### Requirements
Establish how many lines in the material include the string "Nová" and report it as a lone number.

Figure contents as structured data
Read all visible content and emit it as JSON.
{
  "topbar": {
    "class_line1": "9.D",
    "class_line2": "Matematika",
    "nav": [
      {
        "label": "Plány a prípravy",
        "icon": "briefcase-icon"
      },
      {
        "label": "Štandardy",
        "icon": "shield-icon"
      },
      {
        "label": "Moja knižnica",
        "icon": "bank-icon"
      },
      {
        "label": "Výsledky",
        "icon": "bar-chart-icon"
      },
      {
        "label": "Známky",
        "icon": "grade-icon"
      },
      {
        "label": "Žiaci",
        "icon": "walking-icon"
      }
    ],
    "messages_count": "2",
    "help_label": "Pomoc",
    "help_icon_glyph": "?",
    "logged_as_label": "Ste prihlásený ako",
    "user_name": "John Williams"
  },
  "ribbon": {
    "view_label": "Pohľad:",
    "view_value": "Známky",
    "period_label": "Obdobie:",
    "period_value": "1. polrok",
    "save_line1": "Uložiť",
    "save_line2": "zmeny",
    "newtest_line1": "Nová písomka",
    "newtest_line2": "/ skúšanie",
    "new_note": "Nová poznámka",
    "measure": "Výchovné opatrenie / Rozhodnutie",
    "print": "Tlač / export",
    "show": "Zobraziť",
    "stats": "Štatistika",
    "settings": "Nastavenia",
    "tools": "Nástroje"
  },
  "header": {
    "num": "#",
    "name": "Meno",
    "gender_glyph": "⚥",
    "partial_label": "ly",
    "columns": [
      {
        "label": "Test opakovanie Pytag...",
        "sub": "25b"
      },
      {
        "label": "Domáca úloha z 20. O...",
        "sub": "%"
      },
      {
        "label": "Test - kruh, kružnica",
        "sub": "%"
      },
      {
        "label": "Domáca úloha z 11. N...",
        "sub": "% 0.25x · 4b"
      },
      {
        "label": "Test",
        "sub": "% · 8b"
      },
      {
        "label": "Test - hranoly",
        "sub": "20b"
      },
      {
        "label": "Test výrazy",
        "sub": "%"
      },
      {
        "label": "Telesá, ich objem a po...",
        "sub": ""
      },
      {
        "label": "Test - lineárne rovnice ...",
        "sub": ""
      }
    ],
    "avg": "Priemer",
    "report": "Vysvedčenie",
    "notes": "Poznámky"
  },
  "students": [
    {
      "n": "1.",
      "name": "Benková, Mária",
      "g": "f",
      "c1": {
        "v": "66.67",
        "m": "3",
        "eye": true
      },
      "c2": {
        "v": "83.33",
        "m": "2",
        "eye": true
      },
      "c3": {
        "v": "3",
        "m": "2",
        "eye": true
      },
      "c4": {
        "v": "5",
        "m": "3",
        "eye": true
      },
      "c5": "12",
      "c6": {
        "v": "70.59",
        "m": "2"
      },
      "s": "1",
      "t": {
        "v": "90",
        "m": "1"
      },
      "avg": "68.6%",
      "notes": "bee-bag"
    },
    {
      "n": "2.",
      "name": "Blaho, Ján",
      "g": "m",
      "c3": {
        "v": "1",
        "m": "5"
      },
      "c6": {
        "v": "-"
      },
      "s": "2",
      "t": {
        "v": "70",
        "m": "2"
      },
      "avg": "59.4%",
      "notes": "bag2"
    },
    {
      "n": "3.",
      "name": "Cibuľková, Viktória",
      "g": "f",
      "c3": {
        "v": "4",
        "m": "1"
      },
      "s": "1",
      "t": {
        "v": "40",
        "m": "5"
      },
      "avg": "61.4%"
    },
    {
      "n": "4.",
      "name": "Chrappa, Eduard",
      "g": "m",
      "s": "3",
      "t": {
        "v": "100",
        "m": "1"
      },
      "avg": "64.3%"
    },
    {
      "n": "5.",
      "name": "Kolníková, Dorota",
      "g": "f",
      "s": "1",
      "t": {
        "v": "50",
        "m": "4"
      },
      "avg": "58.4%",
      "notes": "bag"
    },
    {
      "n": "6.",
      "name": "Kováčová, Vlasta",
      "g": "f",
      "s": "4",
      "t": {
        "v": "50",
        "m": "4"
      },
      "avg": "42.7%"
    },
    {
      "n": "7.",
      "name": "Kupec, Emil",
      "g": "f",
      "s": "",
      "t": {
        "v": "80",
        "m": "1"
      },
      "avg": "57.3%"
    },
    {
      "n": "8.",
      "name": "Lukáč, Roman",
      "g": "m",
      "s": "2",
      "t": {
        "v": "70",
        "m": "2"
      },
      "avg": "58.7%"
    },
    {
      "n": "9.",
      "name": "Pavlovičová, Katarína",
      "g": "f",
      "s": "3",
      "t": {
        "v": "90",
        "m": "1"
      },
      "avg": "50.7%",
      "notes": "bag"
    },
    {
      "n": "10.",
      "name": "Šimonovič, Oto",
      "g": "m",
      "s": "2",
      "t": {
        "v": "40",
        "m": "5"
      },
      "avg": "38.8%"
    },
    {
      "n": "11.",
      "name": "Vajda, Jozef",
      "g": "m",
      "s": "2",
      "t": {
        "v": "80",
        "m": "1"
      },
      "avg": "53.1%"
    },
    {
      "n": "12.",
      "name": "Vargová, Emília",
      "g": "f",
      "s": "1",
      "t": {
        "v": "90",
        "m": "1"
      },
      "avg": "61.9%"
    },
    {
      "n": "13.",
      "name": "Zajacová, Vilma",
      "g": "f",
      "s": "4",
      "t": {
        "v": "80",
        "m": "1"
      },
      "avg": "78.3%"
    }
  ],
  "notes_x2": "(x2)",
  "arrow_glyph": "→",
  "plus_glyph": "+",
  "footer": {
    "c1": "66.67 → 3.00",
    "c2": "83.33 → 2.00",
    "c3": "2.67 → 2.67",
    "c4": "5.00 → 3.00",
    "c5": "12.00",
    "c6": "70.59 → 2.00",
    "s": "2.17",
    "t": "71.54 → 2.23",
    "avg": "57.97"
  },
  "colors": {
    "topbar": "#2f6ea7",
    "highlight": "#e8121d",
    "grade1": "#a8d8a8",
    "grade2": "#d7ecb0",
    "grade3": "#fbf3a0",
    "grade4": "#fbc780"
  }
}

### Reply to the exercise
2